*The exercise*
Return each line containing "января".

[Collected data entries]
******
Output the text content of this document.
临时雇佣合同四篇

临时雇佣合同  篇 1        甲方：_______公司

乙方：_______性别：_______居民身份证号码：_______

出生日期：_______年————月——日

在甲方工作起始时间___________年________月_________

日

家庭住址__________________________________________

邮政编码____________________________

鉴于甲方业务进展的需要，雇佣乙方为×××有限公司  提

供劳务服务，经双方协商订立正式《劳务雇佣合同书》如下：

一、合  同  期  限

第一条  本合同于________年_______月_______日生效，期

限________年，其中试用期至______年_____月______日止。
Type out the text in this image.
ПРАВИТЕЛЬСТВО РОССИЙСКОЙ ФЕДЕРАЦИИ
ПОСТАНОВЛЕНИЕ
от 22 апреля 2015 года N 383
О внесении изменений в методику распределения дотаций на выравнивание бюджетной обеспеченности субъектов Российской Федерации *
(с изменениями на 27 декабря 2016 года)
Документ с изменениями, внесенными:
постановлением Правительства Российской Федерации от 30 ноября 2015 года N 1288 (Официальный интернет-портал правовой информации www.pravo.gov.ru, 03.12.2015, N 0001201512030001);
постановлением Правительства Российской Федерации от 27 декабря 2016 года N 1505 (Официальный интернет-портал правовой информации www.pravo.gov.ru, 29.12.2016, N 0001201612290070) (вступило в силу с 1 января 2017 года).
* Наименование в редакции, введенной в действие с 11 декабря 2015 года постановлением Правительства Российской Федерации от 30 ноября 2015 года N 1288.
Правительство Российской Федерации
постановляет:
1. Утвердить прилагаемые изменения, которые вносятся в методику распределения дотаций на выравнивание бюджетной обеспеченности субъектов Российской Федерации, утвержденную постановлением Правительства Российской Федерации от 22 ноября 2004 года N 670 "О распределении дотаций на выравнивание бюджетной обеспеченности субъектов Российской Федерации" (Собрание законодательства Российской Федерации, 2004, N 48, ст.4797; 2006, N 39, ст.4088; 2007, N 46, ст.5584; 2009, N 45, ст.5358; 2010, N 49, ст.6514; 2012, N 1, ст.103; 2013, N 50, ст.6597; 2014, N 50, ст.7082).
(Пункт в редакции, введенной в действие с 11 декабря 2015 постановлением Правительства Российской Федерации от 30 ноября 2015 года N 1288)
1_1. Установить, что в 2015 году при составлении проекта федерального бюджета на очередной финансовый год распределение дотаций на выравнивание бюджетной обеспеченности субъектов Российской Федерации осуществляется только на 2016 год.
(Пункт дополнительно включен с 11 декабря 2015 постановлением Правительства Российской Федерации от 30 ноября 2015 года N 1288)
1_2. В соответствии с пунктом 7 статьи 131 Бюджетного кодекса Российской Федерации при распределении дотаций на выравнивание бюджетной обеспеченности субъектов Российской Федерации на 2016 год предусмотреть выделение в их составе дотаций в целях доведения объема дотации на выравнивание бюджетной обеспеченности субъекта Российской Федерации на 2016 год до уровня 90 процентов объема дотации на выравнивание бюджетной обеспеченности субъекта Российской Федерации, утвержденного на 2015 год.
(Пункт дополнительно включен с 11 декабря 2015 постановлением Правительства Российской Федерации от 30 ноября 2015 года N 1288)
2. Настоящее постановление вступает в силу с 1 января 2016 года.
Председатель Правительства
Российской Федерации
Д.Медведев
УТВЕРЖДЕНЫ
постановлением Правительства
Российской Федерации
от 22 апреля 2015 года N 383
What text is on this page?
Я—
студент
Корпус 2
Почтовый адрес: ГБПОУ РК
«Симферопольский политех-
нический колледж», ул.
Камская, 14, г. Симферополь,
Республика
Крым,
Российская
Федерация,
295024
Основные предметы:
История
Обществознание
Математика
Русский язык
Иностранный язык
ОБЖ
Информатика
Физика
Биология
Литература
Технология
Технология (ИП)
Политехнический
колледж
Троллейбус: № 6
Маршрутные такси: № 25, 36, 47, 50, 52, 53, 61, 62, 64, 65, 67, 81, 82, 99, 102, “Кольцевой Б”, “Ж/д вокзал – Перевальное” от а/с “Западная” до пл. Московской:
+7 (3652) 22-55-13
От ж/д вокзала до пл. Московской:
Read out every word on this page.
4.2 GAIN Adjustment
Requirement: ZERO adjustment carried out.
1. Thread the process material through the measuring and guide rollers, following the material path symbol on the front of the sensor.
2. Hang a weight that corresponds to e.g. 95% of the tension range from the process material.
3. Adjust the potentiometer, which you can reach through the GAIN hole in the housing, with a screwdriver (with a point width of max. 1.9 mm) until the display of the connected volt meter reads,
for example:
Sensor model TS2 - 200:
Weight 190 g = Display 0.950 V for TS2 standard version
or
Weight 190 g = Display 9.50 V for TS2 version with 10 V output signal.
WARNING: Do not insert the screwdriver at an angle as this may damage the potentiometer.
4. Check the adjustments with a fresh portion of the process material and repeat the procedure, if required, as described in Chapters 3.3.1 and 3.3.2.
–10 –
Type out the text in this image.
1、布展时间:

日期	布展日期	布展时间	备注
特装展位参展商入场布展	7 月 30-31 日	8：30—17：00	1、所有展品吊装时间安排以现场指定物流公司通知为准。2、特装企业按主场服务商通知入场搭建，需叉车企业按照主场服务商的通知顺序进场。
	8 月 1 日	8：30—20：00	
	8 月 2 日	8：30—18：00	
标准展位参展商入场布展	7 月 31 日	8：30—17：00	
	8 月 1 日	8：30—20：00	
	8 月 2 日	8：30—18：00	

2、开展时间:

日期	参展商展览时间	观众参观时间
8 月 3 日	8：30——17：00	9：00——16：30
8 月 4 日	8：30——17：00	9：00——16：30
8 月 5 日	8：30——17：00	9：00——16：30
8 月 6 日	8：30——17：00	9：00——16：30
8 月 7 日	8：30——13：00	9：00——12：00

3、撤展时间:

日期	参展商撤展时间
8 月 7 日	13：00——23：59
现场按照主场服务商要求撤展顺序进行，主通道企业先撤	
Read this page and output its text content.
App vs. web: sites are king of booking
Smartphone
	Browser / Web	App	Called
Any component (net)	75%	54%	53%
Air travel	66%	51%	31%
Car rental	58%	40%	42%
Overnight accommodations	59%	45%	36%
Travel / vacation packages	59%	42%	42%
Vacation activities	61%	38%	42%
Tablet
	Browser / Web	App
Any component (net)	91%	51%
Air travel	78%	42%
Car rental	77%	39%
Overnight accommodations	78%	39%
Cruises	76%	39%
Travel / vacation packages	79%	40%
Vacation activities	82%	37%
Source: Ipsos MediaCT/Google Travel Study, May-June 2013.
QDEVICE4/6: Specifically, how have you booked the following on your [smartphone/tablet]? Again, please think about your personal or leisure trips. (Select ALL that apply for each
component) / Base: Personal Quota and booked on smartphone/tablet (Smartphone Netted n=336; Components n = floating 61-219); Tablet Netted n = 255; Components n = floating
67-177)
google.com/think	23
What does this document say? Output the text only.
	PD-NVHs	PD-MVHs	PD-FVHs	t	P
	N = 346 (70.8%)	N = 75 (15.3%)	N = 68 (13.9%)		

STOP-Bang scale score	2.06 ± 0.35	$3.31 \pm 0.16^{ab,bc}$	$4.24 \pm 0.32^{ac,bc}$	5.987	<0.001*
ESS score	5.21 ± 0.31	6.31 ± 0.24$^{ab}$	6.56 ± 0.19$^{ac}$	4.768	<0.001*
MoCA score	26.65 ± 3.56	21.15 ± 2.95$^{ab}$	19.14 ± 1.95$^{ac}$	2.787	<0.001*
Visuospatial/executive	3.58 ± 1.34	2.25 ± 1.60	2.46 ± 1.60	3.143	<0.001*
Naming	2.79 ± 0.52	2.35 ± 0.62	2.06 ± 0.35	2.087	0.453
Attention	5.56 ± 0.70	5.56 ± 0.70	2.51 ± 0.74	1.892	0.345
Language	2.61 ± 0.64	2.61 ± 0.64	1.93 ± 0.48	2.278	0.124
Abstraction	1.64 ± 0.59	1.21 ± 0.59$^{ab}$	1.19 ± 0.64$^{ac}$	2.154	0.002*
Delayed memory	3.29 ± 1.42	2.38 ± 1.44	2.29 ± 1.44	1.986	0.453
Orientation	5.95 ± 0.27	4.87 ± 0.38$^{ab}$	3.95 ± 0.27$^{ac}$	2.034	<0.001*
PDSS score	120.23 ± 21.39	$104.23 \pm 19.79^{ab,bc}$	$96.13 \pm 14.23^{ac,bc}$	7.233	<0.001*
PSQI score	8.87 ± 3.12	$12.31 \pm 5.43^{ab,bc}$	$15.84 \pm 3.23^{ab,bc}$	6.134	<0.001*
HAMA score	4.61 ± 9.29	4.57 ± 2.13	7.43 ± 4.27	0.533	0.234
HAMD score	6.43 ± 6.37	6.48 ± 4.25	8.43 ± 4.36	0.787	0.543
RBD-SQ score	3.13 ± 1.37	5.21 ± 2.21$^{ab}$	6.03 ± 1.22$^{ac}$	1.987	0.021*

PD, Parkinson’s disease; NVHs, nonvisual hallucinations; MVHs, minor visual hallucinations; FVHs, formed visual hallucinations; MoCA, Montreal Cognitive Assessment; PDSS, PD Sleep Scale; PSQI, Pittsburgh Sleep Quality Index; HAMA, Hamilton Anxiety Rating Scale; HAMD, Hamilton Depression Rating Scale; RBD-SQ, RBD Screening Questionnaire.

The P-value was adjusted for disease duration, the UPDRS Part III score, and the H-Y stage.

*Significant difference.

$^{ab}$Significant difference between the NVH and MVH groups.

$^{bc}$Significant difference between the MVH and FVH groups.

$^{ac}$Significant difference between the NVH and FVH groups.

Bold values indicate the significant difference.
******
*Solution*
постановлением Правительства Российской Федерации от 27 декабря 2016 года N 1505 (Официальный интернет-портал правовой информации www.pravo.gov.ru, 29.12.2016, N 0001201612290070) (вступило в силу с 1 января 2017 года).
2. Настоящее постановление вступает в силу с 1 января 2016 года.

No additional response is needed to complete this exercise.